**Stored records**.

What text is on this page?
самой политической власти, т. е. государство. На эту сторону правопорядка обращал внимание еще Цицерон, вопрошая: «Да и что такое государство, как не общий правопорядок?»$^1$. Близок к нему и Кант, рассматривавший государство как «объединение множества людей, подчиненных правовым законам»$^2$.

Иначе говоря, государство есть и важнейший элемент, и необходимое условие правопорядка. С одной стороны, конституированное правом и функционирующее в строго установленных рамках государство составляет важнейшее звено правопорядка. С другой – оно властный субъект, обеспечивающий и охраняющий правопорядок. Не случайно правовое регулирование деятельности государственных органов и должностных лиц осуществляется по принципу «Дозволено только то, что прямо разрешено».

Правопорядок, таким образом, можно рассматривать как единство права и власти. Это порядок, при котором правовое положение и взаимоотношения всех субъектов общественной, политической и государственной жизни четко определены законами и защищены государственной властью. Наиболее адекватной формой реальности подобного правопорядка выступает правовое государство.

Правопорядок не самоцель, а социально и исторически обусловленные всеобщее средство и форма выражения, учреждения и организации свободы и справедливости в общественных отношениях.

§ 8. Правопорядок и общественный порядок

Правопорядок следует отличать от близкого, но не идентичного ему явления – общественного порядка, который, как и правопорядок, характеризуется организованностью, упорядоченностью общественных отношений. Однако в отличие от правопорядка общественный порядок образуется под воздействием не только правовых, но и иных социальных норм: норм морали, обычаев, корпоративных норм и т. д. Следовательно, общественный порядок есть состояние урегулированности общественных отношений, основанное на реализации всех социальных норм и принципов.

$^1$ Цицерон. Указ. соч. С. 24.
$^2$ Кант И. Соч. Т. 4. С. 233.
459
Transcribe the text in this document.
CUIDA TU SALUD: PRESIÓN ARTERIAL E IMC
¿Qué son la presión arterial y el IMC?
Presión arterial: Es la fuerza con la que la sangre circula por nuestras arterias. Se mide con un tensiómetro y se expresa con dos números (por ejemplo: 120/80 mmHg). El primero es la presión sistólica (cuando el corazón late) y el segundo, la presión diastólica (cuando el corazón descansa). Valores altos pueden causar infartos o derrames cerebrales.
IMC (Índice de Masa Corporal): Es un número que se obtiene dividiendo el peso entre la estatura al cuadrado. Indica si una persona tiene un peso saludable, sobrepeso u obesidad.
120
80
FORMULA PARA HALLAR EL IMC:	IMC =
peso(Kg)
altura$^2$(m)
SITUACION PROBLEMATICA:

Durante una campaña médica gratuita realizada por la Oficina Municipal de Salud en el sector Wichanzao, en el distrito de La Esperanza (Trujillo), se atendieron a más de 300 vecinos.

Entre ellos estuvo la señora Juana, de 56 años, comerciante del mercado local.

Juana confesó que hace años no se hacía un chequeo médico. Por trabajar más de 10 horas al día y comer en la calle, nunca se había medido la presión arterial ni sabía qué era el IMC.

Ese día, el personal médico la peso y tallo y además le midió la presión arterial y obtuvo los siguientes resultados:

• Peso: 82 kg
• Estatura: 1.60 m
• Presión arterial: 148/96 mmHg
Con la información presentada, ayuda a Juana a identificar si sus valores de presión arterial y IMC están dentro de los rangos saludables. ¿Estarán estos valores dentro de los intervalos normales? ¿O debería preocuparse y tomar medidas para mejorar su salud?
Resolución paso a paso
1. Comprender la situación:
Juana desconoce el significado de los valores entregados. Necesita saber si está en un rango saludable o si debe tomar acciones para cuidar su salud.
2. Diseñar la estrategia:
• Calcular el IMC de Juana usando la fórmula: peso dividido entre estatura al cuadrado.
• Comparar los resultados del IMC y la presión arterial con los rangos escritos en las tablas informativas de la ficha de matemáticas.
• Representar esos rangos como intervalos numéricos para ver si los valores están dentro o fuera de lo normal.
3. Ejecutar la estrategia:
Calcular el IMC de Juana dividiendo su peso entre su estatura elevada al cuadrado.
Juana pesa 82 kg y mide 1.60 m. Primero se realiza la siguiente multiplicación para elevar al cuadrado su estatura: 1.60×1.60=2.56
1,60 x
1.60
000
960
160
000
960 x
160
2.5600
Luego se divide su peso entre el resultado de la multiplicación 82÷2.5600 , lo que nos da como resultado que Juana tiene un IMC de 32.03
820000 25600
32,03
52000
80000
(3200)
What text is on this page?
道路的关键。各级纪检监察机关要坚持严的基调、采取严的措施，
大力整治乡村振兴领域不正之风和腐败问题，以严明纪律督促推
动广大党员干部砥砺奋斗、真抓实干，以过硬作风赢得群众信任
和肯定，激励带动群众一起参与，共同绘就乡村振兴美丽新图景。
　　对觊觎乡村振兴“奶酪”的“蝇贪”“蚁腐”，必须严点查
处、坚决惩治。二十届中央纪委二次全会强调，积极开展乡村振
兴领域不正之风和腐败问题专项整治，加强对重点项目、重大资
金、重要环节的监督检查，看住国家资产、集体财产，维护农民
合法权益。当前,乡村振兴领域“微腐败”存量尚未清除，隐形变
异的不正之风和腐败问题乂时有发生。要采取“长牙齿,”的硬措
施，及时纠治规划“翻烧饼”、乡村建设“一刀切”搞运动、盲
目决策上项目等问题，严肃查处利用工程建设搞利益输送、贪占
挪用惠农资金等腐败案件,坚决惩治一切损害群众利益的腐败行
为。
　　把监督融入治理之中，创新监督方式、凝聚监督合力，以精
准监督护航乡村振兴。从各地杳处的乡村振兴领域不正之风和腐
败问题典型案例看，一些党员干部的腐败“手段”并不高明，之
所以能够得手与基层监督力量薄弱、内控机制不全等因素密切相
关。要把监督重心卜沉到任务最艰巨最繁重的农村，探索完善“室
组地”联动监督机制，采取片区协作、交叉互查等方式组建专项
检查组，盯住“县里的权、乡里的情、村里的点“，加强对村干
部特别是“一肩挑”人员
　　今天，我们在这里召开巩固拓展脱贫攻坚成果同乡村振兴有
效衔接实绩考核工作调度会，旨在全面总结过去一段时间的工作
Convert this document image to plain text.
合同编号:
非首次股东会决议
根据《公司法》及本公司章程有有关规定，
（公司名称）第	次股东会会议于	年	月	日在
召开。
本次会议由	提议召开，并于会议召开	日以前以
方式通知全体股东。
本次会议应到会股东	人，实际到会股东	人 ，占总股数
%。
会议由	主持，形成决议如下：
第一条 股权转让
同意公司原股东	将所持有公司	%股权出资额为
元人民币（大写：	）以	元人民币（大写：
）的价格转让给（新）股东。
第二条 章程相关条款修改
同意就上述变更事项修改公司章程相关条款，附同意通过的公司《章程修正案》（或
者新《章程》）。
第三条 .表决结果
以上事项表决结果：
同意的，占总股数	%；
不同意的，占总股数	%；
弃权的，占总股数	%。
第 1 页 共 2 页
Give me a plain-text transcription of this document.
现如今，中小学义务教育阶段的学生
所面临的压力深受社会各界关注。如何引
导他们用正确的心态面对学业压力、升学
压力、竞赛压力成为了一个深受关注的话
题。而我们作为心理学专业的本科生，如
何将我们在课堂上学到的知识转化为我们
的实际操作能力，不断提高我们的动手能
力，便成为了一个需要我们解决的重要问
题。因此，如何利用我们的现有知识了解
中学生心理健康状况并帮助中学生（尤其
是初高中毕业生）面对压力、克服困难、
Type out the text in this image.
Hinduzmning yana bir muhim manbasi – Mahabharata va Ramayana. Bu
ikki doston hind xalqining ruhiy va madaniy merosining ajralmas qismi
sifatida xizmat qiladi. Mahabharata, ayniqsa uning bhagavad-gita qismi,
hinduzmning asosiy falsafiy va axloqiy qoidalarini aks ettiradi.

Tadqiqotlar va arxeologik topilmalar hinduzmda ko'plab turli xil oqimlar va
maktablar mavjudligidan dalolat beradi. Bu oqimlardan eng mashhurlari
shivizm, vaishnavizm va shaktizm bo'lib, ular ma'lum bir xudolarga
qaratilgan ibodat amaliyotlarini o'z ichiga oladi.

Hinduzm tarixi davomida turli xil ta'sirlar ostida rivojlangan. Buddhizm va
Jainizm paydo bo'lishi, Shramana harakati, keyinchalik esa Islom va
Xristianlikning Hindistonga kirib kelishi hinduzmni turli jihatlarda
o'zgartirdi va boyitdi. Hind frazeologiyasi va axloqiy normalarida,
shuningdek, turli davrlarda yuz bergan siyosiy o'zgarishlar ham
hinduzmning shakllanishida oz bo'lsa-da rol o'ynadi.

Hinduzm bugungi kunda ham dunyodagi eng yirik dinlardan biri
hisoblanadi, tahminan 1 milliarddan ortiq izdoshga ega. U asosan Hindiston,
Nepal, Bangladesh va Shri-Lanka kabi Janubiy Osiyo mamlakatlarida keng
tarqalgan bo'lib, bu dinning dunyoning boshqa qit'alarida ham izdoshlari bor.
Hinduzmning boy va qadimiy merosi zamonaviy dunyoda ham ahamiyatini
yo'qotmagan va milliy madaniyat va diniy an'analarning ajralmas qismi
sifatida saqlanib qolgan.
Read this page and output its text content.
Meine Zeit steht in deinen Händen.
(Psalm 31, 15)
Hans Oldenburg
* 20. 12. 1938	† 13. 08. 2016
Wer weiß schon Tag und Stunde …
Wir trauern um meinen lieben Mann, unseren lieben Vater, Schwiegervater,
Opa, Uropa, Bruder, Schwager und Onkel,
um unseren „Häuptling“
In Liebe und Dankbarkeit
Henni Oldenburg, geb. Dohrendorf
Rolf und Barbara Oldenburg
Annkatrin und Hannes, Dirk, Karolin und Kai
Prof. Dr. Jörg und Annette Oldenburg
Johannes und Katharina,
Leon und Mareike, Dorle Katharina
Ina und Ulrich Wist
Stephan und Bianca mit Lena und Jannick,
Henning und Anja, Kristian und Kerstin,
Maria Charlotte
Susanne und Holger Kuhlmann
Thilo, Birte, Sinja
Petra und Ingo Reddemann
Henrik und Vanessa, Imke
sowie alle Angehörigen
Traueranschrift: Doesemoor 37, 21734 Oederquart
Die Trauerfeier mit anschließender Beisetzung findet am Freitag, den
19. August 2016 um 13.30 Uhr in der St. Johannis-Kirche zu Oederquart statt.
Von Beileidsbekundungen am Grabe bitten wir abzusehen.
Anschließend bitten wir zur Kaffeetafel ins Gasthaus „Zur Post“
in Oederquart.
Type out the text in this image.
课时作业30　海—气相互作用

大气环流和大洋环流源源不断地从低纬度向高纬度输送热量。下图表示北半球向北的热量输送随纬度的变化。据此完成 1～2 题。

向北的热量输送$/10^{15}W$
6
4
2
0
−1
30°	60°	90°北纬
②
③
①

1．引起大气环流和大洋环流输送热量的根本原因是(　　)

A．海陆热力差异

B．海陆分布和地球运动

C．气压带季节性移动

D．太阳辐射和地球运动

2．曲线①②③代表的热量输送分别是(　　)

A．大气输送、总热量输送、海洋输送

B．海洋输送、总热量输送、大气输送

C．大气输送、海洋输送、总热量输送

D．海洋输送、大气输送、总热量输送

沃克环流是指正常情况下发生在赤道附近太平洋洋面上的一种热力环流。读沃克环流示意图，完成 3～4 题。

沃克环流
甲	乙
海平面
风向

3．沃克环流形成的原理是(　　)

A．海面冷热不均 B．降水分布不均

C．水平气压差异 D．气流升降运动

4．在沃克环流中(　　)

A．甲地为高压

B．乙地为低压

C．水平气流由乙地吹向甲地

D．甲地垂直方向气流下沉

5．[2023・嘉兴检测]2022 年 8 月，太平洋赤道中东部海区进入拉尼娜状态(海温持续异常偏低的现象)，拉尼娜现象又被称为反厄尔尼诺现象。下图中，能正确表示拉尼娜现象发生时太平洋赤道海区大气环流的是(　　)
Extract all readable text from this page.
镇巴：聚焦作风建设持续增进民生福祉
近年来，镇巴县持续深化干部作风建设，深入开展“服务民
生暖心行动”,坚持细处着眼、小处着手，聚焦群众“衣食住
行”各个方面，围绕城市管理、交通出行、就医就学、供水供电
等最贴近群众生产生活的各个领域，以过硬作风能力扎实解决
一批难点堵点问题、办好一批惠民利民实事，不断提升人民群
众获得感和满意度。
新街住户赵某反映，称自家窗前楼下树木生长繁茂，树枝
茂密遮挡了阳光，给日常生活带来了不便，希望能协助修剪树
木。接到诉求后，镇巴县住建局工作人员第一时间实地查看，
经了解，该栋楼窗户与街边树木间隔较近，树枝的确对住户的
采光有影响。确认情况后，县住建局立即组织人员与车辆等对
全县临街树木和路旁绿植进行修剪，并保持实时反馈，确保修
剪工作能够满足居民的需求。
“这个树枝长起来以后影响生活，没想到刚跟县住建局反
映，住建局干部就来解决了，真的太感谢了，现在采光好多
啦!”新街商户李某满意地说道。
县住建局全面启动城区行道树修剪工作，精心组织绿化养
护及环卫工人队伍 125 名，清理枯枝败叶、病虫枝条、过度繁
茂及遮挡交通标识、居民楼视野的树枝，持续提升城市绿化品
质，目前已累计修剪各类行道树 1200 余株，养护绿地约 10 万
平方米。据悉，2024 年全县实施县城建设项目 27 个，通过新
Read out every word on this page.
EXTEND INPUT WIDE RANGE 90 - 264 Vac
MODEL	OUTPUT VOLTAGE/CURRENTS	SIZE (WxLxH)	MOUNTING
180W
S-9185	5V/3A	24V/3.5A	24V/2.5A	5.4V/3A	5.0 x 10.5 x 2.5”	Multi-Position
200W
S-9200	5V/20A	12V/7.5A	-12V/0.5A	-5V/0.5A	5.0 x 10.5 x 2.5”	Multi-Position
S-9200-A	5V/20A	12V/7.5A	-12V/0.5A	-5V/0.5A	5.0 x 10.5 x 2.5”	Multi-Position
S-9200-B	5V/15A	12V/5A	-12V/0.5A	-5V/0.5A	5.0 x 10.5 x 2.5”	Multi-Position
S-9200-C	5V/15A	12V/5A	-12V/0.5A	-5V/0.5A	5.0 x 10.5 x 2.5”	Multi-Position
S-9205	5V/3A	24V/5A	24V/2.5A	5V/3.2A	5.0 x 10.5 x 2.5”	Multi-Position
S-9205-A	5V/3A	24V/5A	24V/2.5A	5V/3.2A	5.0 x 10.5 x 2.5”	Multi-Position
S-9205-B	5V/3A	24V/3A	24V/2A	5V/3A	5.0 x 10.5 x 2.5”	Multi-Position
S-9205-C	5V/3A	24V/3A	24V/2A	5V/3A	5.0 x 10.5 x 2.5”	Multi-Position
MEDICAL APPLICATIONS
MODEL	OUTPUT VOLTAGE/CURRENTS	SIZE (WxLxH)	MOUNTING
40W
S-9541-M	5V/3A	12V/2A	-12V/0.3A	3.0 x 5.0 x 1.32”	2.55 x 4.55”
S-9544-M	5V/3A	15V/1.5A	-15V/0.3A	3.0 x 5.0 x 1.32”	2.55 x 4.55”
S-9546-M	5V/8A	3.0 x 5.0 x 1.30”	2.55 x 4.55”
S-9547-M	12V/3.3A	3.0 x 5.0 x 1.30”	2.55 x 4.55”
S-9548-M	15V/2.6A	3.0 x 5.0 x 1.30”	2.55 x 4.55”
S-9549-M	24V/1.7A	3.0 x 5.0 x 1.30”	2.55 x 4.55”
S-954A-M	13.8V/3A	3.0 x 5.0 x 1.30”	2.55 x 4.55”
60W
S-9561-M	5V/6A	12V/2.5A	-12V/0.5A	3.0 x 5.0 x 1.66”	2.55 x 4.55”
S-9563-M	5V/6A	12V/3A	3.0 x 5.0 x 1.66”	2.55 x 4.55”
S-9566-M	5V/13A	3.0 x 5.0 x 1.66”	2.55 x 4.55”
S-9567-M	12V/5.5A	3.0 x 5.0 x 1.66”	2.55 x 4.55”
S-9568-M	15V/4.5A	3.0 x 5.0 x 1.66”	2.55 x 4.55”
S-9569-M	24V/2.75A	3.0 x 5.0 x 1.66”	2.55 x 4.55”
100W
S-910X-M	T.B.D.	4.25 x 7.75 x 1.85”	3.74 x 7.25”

**Aim**. Report how many lines in the records above contain the word "bitten", giving only the number.

**Result of this task**. 2